--- Data to process ---

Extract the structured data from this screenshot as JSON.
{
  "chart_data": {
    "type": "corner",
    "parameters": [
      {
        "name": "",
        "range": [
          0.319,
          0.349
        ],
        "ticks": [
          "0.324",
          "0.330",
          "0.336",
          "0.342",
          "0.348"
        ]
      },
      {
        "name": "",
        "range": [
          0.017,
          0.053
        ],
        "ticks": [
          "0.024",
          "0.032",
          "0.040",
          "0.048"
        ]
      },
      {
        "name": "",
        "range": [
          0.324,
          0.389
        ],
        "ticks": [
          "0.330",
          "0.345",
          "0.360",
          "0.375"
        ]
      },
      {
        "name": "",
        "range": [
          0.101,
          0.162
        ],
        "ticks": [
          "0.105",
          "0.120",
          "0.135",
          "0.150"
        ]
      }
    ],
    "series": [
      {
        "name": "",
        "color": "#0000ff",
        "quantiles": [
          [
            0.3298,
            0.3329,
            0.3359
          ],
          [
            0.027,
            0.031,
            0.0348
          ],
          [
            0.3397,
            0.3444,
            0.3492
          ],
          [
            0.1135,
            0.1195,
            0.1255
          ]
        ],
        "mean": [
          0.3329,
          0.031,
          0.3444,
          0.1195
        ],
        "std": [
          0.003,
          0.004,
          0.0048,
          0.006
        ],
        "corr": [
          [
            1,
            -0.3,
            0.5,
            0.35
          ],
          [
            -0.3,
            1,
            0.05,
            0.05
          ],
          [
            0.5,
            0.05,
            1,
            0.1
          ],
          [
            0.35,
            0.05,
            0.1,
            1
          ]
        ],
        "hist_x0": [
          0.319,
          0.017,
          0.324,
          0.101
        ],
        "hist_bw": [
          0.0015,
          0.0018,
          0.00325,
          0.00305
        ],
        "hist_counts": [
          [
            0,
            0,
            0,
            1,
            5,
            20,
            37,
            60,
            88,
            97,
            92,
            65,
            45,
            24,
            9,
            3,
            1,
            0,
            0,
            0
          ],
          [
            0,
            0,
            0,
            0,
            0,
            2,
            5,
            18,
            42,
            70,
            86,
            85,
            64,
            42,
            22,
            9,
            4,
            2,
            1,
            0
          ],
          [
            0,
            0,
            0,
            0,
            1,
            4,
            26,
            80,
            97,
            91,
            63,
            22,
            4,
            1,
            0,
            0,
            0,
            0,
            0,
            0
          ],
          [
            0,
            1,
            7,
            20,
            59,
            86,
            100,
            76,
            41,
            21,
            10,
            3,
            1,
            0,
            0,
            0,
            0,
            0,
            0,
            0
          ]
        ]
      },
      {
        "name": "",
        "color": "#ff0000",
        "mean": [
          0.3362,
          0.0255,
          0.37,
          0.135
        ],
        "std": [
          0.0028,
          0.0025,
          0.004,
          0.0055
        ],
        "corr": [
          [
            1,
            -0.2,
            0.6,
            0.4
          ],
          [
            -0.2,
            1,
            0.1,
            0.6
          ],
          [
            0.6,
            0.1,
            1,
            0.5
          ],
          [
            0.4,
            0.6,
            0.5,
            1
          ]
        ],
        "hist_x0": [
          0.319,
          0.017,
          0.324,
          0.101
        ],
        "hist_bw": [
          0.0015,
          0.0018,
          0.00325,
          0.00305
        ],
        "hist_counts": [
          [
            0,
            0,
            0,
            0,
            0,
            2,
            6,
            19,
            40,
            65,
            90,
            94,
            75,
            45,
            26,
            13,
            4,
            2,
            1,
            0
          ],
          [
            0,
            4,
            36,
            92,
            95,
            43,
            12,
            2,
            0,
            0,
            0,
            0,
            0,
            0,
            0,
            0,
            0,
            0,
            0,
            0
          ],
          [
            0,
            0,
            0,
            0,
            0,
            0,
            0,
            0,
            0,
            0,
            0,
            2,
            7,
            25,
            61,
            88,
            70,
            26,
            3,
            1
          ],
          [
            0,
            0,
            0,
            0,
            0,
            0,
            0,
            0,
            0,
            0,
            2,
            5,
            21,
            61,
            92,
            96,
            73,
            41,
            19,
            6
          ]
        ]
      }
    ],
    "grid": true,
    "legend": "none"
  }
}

---

Aim> Set down all of the records shown above once more, exactly.

Output>
Extract the structured data from this screenshot as JSON.
{
  "chart_data": {
    "type": "corner",
    "parameters": [
      {
        "name": "",
        "range": [
          0.319,
          0.349
        ],
        "ticks": [
          "0.324",
          "0.330",
          "0.336",
          "0.342",
          "0.348"
        ]
      },
      {
        "name": "",
        "range": [
          0.017,
          0.053
        ],
        "ticks": [
          "0.024",
          "0.032",
          "0.040",
          "0.048"
        ]
      },
      {
        "name": "",
        "range": [
          0.324,
          0.389
        ],
        "ticks": [
          "0.330",
          "0.345",
          "0.360",
          "0.375"
        ]
      },
      {
        "name": "",
        "range": [
          0.101,
          0.162
        ],
        "ticks": [
          "0.105",
          "0.120",
          "0.135",
          "0.150"
        ]
      }
    ],
    "series": [
      {
        "name": "",
        "color": "#0000ff",
        "quantiles": [
          [
            0.3298,
            0.3329,
            0.3359
          ],
          [
            0.027,
            0.031,
            0.0348
          ],
          [
            0.3397,
            0.3444,
            0.3492
          ],
          [
            0.1135,
            0.1195,
            0.1255
          ]
        ],
        "mean": [
          0.3329,
          0.031,
          0.3444,
          0.1195
        ],
        "std": [
          0.003,
          0.004,
          0.0048,
          0.006
        ],
        "corr": [
          [
            1,
            -0.3,
            0.5,
            0.35
          ],
          [
            -0.3,
            1,
            0.05,
            0.05
          ],
          [
            0.5,
            0.05,
            1,
            0.1
          ],
          [
            0.35,
            0.05,
            0.1,
            1
          ]
        ],
        "hist_x0": [
          0.319,
          0.017,
          0.324,
          0.101
        ],
        "hist_bw": [
          0.0015,
          0.0018,
          0.00325,
          0.00305
        ],
        "hist_counts": [
          [
            0,
            0,
            0,
            1,
            5,
            20,
            37,
            60,
            88,
            97,
            92,
            65,
            45,
            24,
            9,
            3,
            1,
            0,
            0,
            0
          ],
          [
            0,
            0,
            0,
            0,
            0,
            2,
            5,
            18,
            42,
            70,
            86,
            85,
            64,
            42,
            22,
            9,
            4,
            2,
            1,
            0
          ],
          [
            0,
            0,
            0,
            0,
            1,
            4,
            26,
            80,
            97,
            91,
            63,
            22,
            4,
            1,
            0,
            0,
            0,
            0,
            0,
            0
          ],
          [
            0,
            1,
            7,
            20,
            59,
            86,
            100,
            76,
            41,
            21,
            10,
            3,
            1,
            0,
            0,
            0,
            0,
            0,
            0,
            0
          ]
        ]
      },
      {
        "name": "",
        "color": "#ff0000",
        "mean": [
          0.3362,
          0.0255,
          0.37,
          0.135
        ],
        "std": [
          0.0028,
          0.0025,
          0.004,
          0.0055
        ],
        "corr": [
          [
            1,
            -0.2,
            0.6,
            0.4
          ],
          [
            -0.2,
            1,
            0.1,
            0.6
          ],
          [
            0.6,
            0.1,
            1,
            0.5
          ],
          [
            0.4,
            0.6,
            0.5,
            1
          ]
        ],
        "hist_x0": [
          0.319,
          0.017,
          0.324,
          0.101
        ],
        "hist_bw": [
          0.0015,
          0.0018,
          0.00325,
          0.00305
        ],
        "hist_counts": [
          [
            0,
            0,
            0,
            0,
            0,
            2,
            6,
            19,
            40,
            65,
            90,
            94,
            75,
            45,
            26,
            13,
            4,
            2,
            1,
            0
          ],
          [
            0,
            4,
            36,
            92,
            95,
            43,
            12,
            2,
            0,
            0,
            0,
            0,
            0,
            0,
            0,
            0,
            0,
            0,
            0,
            0
          ],
          [
            0,
            0,
            0,
            0,
            0,
            0,
            0,
            0,
            0,
            0,
            0,
            2,
            7,
            25,
            61,
            88,
            70,
            26,
            3,
            1
          ],
          [
            0,
            0,
            0,
            0,
            0,
            0,
            0,
            0,
            0,
            0,
            2,
            5,
            21,
            61,
            92,
            96,
            73,
            41,
            19,
            6
          ]
        ]
      }
    ],
    "grid": true,
    "legend": "none"
  }
}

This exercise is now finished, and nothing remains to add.